REQUIRED TASK
Reproduce each line that includes the word "Subtract".

RECORDS SUPPLIED
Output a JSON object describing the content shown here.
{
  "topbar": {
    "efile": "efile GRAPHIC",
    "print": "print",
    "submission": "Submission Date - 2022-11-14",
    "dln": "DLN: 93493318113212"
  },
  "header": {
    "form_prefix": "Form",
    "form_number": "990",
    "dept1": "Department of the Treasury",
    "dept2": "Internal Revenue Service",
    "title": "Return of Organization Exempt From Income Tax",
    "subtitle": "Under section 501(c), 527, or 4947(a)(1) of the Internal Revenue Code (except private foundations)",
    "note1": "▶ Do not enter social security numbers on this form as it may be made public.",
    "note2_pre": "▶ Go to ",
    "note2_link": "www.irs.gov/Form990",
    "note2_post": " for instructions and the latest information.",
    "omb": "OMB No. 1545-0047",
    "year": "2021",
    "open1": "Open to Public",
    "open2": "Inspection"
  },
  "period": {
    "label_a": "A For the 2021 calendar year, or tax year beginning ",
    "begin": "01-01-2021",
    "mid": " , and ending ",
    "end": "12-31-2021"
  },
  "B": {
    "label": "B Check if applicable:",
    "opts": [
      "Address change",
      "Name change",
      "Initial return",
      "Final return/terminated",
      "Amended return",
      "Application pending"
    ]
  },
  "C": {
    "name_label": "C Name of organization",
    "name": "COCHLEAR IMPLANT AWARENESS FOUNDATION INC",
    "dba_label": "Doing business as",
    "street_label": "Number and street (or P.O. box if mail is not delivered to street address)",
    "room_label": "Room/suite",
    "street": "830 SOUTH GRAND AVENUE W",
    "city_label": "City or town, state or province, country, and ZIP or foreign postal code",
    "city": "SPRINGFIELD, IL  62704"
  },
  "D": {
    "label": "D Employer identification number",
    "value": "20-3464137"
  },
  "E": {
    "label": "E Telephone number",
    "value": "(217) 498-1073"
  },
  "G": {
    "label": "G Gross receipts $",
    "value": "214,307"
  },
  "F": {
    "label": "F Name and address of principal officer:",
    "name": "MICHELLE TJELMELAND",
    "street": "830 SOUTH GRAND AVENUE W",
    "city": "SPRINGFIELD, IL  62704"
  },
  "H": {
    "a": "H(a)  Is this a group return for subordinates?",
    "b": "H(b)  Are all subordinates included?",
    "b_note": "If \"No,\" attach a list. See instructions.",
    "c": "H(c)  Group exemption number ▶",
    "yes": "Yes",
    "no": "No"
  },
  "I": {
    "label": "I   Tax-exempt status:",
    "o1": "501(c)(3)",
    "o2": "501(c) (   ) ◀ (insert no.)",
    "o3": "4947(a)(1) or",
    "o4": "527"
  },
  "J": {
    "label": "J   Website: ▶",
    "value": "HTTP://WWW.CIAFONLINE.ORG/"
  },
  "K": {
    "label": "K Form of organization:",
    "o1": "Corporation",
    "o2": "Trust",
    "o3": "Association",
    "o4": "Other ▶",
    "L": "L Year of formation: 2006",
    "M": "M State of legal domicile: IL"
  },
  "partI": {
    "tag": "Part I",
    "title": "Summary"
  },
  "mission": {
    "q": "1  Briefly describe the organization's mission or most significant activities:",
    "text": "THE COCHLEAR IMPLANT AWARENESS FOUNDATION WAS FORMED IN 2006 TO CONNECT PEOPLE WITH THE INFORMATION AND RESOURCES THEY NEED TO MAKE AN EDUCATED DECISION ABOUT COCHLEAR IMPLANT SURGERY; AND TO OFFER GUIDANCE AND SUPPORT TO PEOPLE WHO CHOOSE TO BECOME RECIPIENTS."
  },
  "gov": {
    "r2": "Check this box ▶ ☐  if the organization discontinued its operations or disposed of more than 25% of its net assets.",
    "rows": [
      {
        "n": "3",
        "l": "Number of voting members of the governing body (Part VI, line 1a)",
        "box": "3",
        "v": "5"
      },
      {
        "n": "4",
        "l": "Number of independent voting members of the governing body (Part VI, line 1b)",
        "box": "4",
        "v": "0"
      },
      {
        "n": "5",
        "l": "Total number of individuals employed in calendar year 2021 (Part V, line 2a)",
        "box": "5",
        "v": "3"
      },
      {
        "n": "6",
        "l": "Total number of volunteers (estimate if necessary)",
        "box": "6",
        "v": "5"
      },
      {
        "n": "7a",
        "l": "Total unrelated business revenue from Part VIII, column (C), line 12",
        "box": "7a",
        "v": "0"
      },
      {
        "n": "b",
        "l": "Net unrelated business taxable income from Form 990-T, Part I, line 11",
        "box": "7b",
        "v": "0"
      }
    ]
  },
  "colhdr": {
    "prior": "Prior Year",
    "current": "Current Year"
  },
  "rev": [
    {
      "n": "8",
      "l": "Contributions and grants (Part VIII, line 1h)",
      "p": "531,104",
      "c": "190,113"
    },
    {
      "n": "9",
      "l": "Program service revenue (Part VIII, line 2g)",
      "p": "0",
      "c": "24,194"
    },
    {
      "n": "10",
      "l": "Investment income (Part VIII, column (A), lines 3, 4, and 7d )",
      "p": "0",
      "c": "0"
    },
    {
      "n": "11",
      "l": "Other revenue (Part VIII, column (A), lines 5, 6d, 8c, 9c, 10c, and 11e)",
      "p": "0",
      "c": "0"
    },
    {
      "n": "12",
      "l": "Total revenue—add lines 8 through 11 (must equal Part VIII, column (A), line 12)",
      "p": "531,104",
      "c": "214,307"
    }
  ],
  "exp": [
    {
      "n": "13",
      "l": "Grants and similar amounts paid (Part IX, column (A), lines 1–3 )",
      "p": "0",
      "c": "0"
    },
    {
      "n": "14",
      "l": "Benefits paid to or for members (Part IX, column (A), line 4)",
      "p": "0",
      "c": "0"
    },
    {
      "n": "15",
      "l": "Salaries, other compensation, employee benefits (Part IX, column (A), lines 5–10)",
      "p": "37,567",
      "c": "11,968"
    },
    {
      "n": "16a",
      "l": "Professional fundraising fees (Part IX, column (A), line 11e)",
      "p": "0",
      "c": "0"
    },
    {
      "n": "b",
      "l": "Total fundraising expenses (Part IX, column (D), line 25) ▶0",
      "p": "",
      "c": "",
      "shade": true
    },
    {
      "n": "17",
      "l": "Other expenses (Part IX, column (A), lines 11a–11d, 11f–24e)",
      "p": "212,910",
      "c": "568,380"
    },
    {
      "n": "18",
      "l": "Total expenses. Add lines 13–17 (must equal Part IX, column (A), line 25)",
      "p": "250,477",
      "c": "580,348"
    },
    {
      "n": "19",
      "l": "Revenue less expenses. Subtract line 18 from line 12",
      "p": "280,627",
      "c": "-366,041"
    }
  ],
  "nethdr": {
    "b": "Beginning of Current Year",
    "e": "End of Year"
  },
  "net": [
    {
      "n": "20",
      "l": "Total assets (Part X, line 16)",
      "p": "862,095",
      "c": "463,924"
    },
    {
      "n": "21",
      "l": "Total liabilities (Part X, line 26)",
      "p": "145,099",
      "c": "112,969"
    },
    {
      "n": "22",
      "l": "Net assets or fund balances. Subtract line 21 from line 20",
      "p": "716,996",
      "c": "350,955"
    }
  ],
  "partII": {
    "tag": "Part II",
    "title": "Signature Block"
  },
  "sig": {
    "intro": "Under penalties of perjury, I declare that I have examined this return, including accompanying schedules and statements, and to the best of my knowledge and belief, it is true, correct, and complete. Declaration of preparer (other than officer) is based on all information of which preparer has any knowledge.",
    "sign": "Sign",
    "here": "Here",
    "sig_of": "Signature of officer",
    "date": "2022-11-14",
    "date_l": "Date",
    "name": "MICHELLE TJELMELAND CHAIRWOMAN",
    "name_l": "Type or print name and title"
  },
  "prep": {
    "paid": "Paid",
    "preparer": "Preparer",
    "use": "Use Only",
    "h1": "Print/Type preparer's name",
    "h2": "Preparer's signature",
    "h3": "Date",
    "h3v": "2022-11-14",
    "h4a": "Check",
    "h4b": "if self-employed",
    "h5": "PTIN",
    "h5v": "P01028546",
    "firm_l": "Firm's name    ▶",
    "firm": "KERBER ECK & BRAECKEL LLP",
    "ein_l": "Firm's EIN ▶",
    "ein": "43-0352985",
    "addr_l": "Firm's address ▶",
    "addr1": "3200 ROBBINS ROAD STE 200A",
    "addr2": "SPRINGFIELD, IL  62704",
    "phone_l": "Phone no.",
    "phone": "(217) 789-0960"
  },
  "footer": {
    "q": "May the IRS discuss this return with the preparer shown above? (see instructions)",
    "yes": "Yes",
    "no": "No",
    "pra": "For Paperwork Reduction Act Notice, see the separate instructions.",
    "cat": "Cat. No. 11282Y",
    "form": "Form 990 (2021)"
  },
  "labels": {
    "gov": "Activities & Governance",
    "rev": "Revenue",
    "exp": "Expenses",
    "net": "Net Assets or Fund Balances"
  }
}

SOLUTION TO THE EXERCISE
      "l": "Revenue less expenses. Subtract line 18 from line 12",
      "l": "Net assets or fund balances. Subtract line 21 from line 20",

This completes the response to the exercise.